# Tasks to carry out:
• a. Summarize the passage on open source packages in two sentences.
• b. Duplicate the lines of the records without change, starting at the line that contains "bar bbox=[248, 254, 282, 521]" and stopping after the line that contains "logo-line bbox=[113, 17, 315, 105]".

# Provided passage:
◆ ◆ ◆ ◆ ◆

The principal benefit of open source software is, as its name implies, access to the inner workings of an application. Given the source, you can study how an application works; change, improve, and extend its operation; borrow and repurpose code (per the limits of the application's license); and port the application to novel and emergent platforms.
However, such liberal access is not always wanted. For instance, a user may not want the onus of building from source code. Instead, he or she may simply want to install the software much like a traditional "shrink-wrapped" application: insert media, run setup, answer a few prompts, and go. Indeed, for most computer users, such pre-built software is preferred. Pre-built code is less sensitive to system vagaries and thus more uniform and predictable.
In general, a pre-built, open source application is called a package and bundles all the binary, data, and configuration files required to run the application. A package also includes all the steps required to deploy the application on a system, typically in the form of a script. The script might generate data, start and stop system services, or manipulate files and directories. A script might also perform operations to upgrade existing software to a new version.
Because each operating system has its idiosyncrasies, a package is typically tailored to a specific system. Moreover, each operating system provides its own package manager, a special utility to add and remove packages from the system. For example, Debian Linux®-based systems use the Advanced Package Tool (APT), while Fedora Linux systems use the RPM Package Manager. The package manager precludes partial and faulty installations and "uninstalls" by adding and removing the files in a package atomically. The package manager also maintains a manifest of all packages installed on the system and can validate the existence of prerequisites and co-requisites beforehand.

◆ ◆ ◆ ◆ ◆

# Material provided:
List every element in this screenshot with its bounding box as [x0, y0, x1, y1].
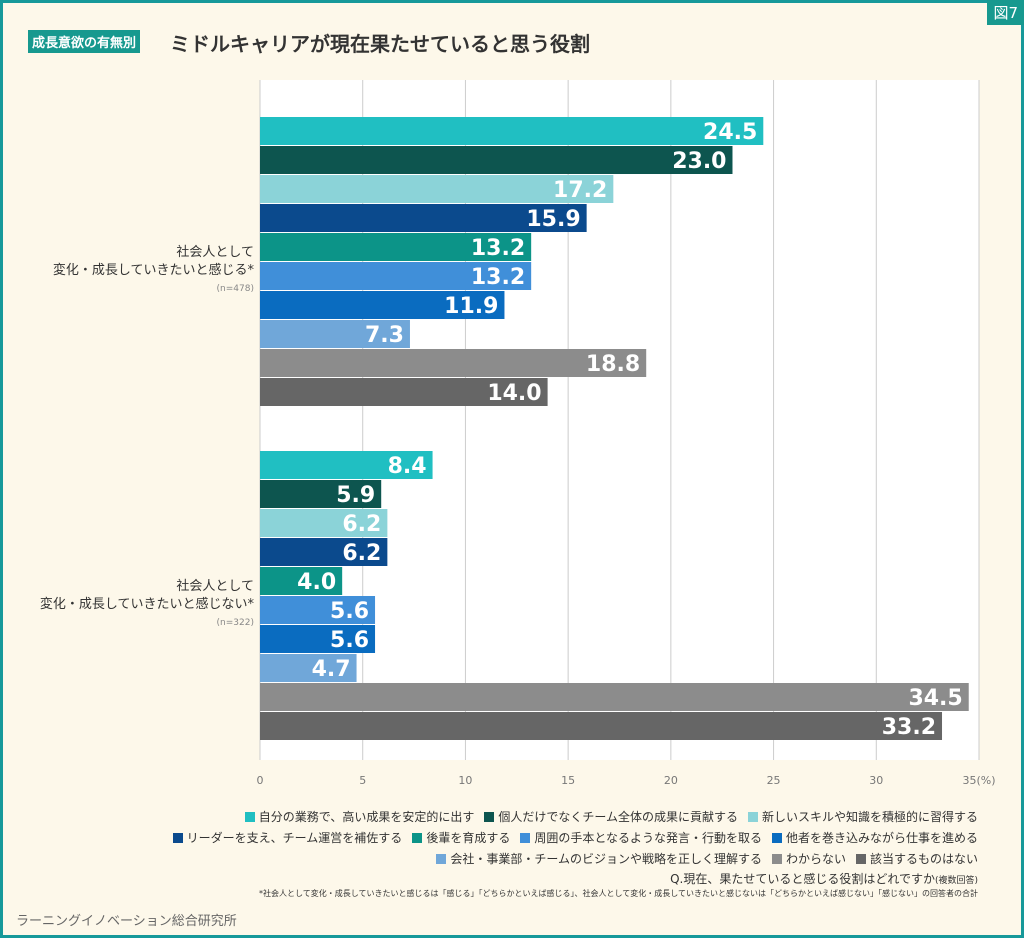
- x-tick-label: 30: [869, 774, 883, 787]
- x-tick-label: 15: [561, 774, 575, 787]
- data-label: 18.8: [586, 352, 640, 377]
- legend-label: 周囲の手本となるような発言・行動を取る: [534, 831, 762, 845]
- legend-label: 他者を巻き込みながら仕事を進める: [785, 831, 978, 845]
- data-label: 6.2: [342, 541, 381, 566]
- legend-swatch: [747, 812, 758, 822]
- data-label: 11.9: [444, 294, 498, 319]
- data-label: 14.0: [487, 381, 541, 406]
- question-note: Q.現在、果たせていると感じる役割はどれですか(複数回答): [670, 872, 978, 886]
- legend-swatch: [412, 833, 423, 843]
- x-tick-label: 0: [257, 774, 264, 787]
- data-label: 13.2: [471, 265, 525, 290]
- bar: [260, 625, 376, 653]
- legend-swatch: [771, 854, 782, 864]
- bar: [260, 262, 532, 290]
- x-tick-label: 25: [767, 774, 781, 787]
- bar: [260, 117, 764, 145]
- bar: [260, 175, 614, 203]
- legend-label: わからない: [785, 852, 846, 866]
- group-label-1: 社会人として 変化・成長していきたいと感じる* (n=478): [52, 245, 254, 294]
- data-label: 23.0: [672, 149, 726, 174]
- title-tag: 成長意欲の有無別: [28, 30, 141, 53]
- bar: [260, 349, 647, 377]
- data-label: 17.2: [553, 178, 607, 203]
- bar: [260, 509, 388, 537]
- organization-name: ラーニングイノベーション総合研究所: [16, 914, 237, 929]
- legend-label: 後輩を育成する: [426, 831, 511, 845]
- bar: [260, 233, 532, 261]
- legend-swatch: [855, 854, 866, 864]
- bar: [260, 596, 376, 624]
- data-label: 5.6: [330, 628, 369, 653]
- bar: [260, 378, 548, 406]
- legend-swatch: [244, 812, 255, 822]
- legend-swatch: [771, 833, 782, 843]
- legend-label: リーダーを支え、チーム運営を補佐する: [186, 831, 403, 845]
- legend-label: 会社・事業部・チームのビジョンや戦略を正しく理解する: [450, 852, 762, 866]
- bar: [260, 146, 733, 174]
- legend-swatch: [436, 854, 447, 864]
- chart-title: ミドルキャリアが現在果たせていると思う役割: [170, 32, 590, 56]
- group-label-2: 社会人として 変化・成長していきたいと感じない* (n=322): [39, 579, 254, 628]
- bar: [260, 320, 410, 348]
- bar: [260, 538, 388, 566]
- data-label: 7.3: [365, 323, 404, 348]
- data-label: 4.7: [312, 657, 351, 682]
- data-label: 24.5: [703, 120, 757, 145]
- data-label: 15.9: [526, 207, 580, 232]
- bar: [260, 683, 969, 711]
- data-label: 33.2: [882, 715, 936, 740]
- legend-label: 自分の業務で、高い成果を安定的に出す: [258, 810, 475, 824]
- data-label: 4.0: [297, 570, 336, 595]
- bar: [260, 654, 357, 682]
- legend-row: 自分の業務で、高い成果を安定的に出す 個人だけでなくチーム全体の成果に貢献する 新し…: [235, 808, 978, 825]
- legend-row: 会社・事業部・チームのビジョンや戦略を正しく理解する わからない 該当するものはない: [426, 850, 978, 867]
- legend-swatch: [520, 833, 531, 843]
- bar: [260, 451, 433, 479]
- bar: [260, 204, 587, 232]
- data-label: 8.4: [388, 454, 427, 479]
- x-tick-label: 20: [664, 774, 678, 787]
- data-label: 6.2: [342, 512, 381, 537]
- x-tick-label: 5: [359, 774, 366, 787]
- legend-swatch: [484, 812, 495, 822]
- legend-label: 個人だけでなくチーム全体の成果に貢献する: [498, 810, 738, 824]
- data-label: 13.2: [471, 236, 525, 261]
- x-tick-label: 10: [458, 774, 472, 787]
- x-tick-label: 35(%): [962, 774, 995, 787]
- bar: [260, 712, 943, 740]
- legend-row: リーダーを支え、チーム運営を補佐する 後輩を育成する 周囲の手本となるような発言・行…: [163, 829, 978, 846]
- bar: [260, 567, 343, 595]
- legend-swatch: [172, 833, 183, 843]
- legend-label: 新しいスキルや知識を積極的に習得する: [761, 810, 978, 824]
- legend-label: 該当するものはない: [869, 852, 978, 866]
- figure-number: 図7: [987, 0, 1024, 25]
- bar: [260, 291, 505, 319]
- footnote: *社会人として変化・成長していきたいと感じるは「感じる」「どちらかといえば感じる…: [258, 889, 978, 898]
- data-label: 34.5: [908, 686, 962, 711]
- data-label: 5.6: [330, 599, 369, 624]
- data-label: 5.9: [336, 483, 375, 508]
- bar: [260, 480, 382, 508]
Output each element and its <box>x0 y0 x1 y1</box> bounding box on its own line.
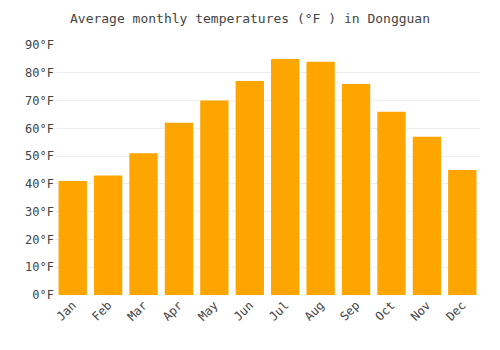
svg-text:30°F: 30°F <box>25 205 54 219</box>
svg-text:80°F: 80°F <box>25 66 54 80</box>
svg-text:60°F: 60°F <box>25 122 54 136</box>
svg-text:70°F: 70°F <box>25 94 54 108</box>
svg-text:Jun: Jun <box>231 298 256 323</box>
svg-text:Aug: Aug <box>302 298 327 323</box>
svg-text:0°F: 0°F <box>32 288 54 302</box>
svg-text:May: May <box>196 298 221 323</box>
svg-text:Jul: Jul <box>266 298 291 323</box>
svg-text:10°F: 10°F <box>25 260 54 274</box>
svg-text:50°F: 50°F <box>25 149 54 163</box>
svg-text:Dec: Dec <box>443 298 468 323</box>
svg-text:90°F: 90°F <box>25 38 54 52</box>
svg-text:Apr: Apr <box>160 298 185 323</box>
svg-text:Average monthly temperatures (: Average monthly temperatures (°F ) in Do… <box>70 11 430 26</box>
svg-text:Jan: Jan <box>54 298 79 323</box>
svg-text:Nov: Nov <box>408 298 433 323</box>
svg-text:Oct: Oct <box>373 298 398 323</box>
svg-text:40°F: 40°F <box>25 177 54 191</box>
svg-text:20°F: 20°F <box>25 233 54 247</box>
svg-text:Mar: Mar <box>125 298 150 323</box>
svg-text:Feb: Feb <box>89 298 114 323</box>
svg-text:Sep: Sep <box>337 298 362 323</box>
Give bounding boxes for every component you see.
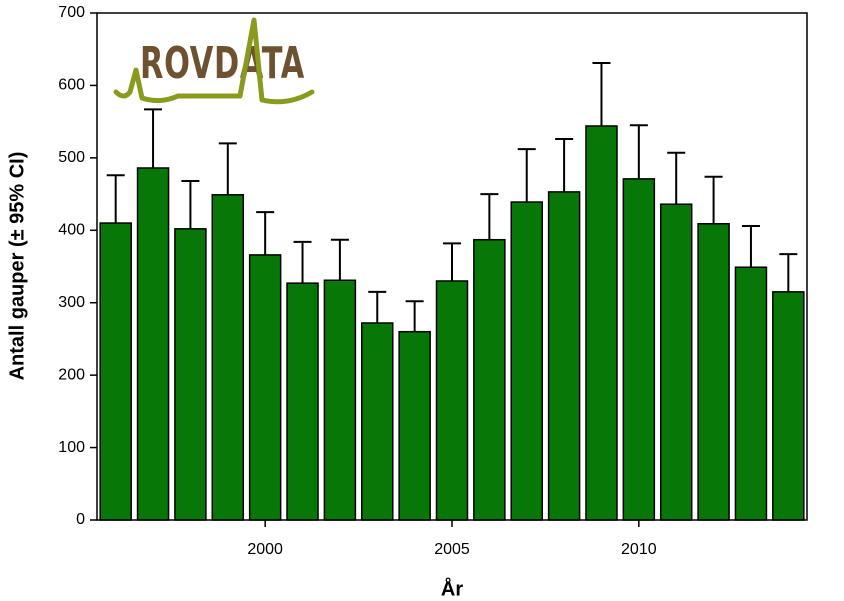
bar bbox=[248, 254, 282, 521]
bar bbox=[361, 322, 394, 521]
bar bbox=[734, 266, 768, 521]
bar bbox=[772, 291, 805, 521]
bar bbox=[659, 203, 693, 521]
bar bbox=[323, 279, 357, 521]
y-tick-label: 0 bbox=[76, 511, 85, 528]
bar bbox=[211, 194, 245, 521]
y-tick-label: 400 bbox=[58, 222, 85, 239]
bar bbox=[435, 280, 469, 521]
bar bbox=[174, 228, 207, 521]
x-axis-title: År bbox=[441, 576, 463, 600]
y-tick-label: 700 bbox=[58, 4, 85, 21]
x-tick-label: 2010 bbox=[621, 541, 657, 558]
y-tick-label: 300 bbox=[58, 294, 85, 311]
y-axis-title: Antall gauper (± 95% CI) bbox=[6, 152, 28, 381]
bar bbox=[99, 222, 132, 521]
bar bbox=[136, 167, 170, 521]
bar bbox=[398, 330, 431, 521]
logo: ROVDATA bbox=[113, 17, 315, 105]
logo-text: ROVDATA bbox=[140, 38, 305, 89]
y-tick-label: 200 bbox=[58, 366, 85, 383]
bar bbox=[510, 201, 543, 521]
bar bbox=[547, 191, 581, 521]
bar bbox=[286, 282, 319, 521]
y-tick-label: 500 bbox=[58, 149, 85, 166]
x-tick-label: 2005 bbox=[434, 541, 470, 558]
bar bbox=[585, 125, 618, 521]
y-tick-label: 600 bbox=[58, 77, 85, 94]
logo-line bbox=[113, 17, 315, 105]
bar bbox=[697, 223, 730, 521]
y-tick-label: 100 bbox=[58, 439, 85, 456]
bar bbox=[622, 178, 656, 521]
bar bbox=[473, 238, 506, 521]
x-tick-label: 2000 bbox=[247, 541, 283, 558]
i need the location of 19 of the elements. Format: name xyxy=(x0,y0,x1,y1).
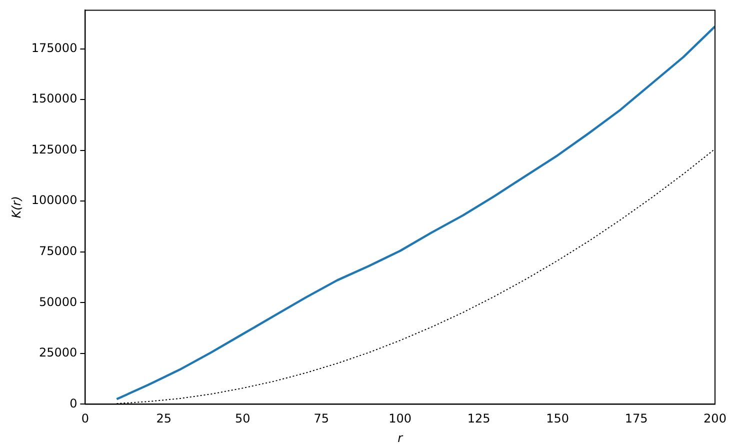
y-tick-label: 175000 xyxy=(31,40,78,55)
x-tick-label: 150 xyxy=(546,412,570,426)
y-tick-label: 150000 xyxy=(31,92,78,106)
y-tick-label: 50000 xyxy=(39,294,78,309)
y-tick-label: 100000 xyxy=(31,193,78,208)
y-tick-label: 75000 xyxy=(39,244,78,258)
x-tick-label: 75 xyxy=(314,412,330,426)
x-axis-title: r xyxy=(398,430,404,445)
x-tick-label: 25 xyxy=(156,412,172,426)
x-tick-label: 0 xyxy=(81,412,90,426)
y-tick-label: 25000 xyxy=(39,346,78,360)
x-tick-label: 200 xyxy=(704,412,726,426)
y-axis-title: K(r) xyxy=(9,196,24,218)
y-tick-label: 0 xyxy=(70,396,78,410)
x-tick-label: 50 xyxy=(235,412,250,426)
x-tick-label: 125 xyxy=(467,412,490,426)
x-tick-label: 100 xyxy=(388,412,412,426)
x-tick-label: 175 xyxy=(624,412,648,426)
y-tick-label: 125000 xyxy=(31,142,78,156)
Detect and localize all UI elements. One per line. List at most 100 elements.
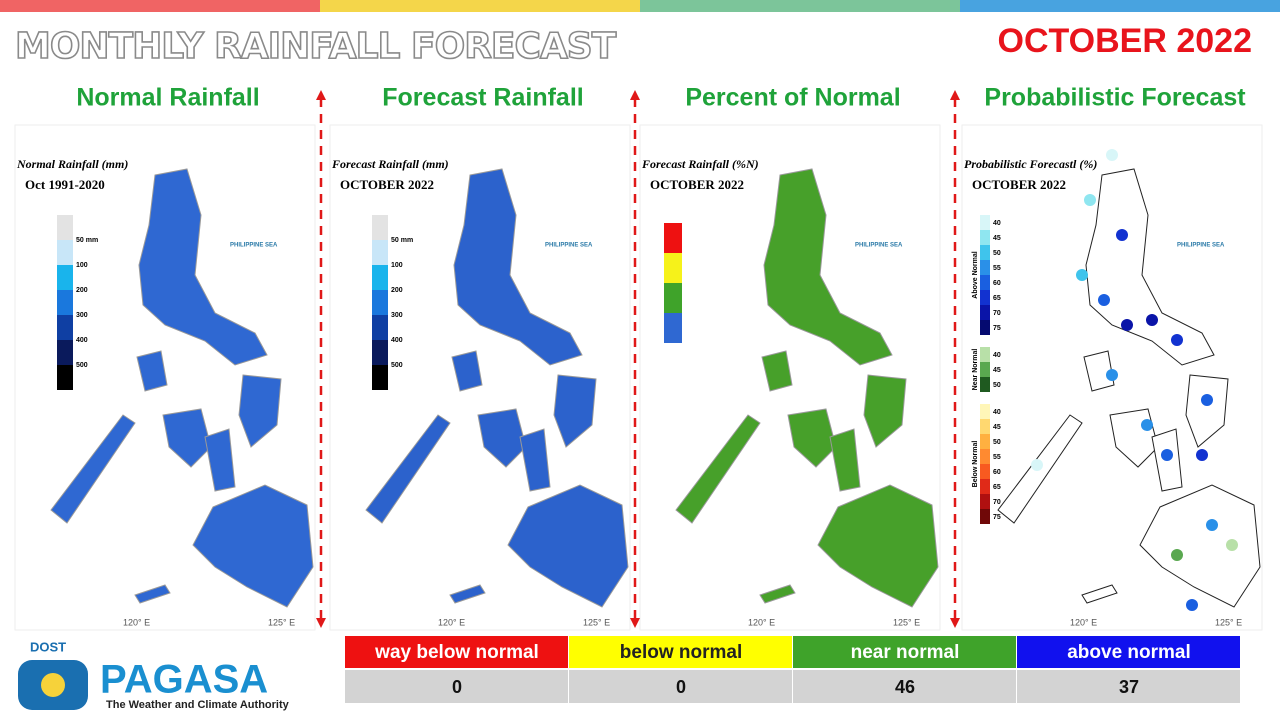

◆ ◆ ◆ ◆ ◆

# Answers for the tasks:
• a. Open source software gives access to an application's source code, but many users would rather install pre-built software like a traditional application because it is more uniform and predictable. Such software comes as a package, tailored to a specific operating system, that bundles the required files and deployment steps and is handled by the system's package manager, which adds and removes packages atomically and tracks what is installed and what is required.

• b.
bar bbox=[248, 254, 282, 521]
bar bbox=[361, 322, 394, 521]
bar bbox=[734, 266, 768, 521]
bar bbox=[772, 291, 805, 521]
bar bbox=[659, 203, 693, 521]
bar bbox=[323, 279, 357, 521]
y-tick-label: 0 bbox=[76, 511, 85, 528]
bar bbox=[211, 194, 245, 521]
y-tick-label: 400 bbox=[58, 222, 85, 239]
bar bbox=[435, 280, 469, 521]
bar bbox=[174, 228, 207, 521]
x-axis-title: År bbox=[441, 576, 463, 600]
y-tick-label: 700 bbox=[58, 4, 85, 21]
x-tick-label: 2010 bbox=[621, 541, 657, 558]
y-tick-label: 300 bbox=[58, 294, 85, 311]
y-axis-title: Antall gauper (± 95% CI) bbox=[6, 152, 28, 381]
bar bbox=[99, 222, 132, 521]
bar bbox=[136, 167, 170, 521]
bar bbox=[398, 330, 431, 521]
logo: ROVDATA bbox=[113, 17, 315, 105]
logo-text: ROVDATA bbox=[140, 38, 305, 89]
y-tick-label: 200 bbox=[58, 366, 85, 383]
bar bbox=[510, 201, 543, 521]
bar bbox=[547, 191, 581, 521]
bar bbox=[286, 282, 319, 521]
y-tick-label: 500 bbox=[58, 149, 85, 166]
x-tick-label: 2005 bbox=[434, 541, 470, 558]
bar bbox=[585, 125, 618, 521]
y-tick-label: 600 bbox=[58, 77, 85, 94]
logo-line bbox=[113, 17, 315, 105]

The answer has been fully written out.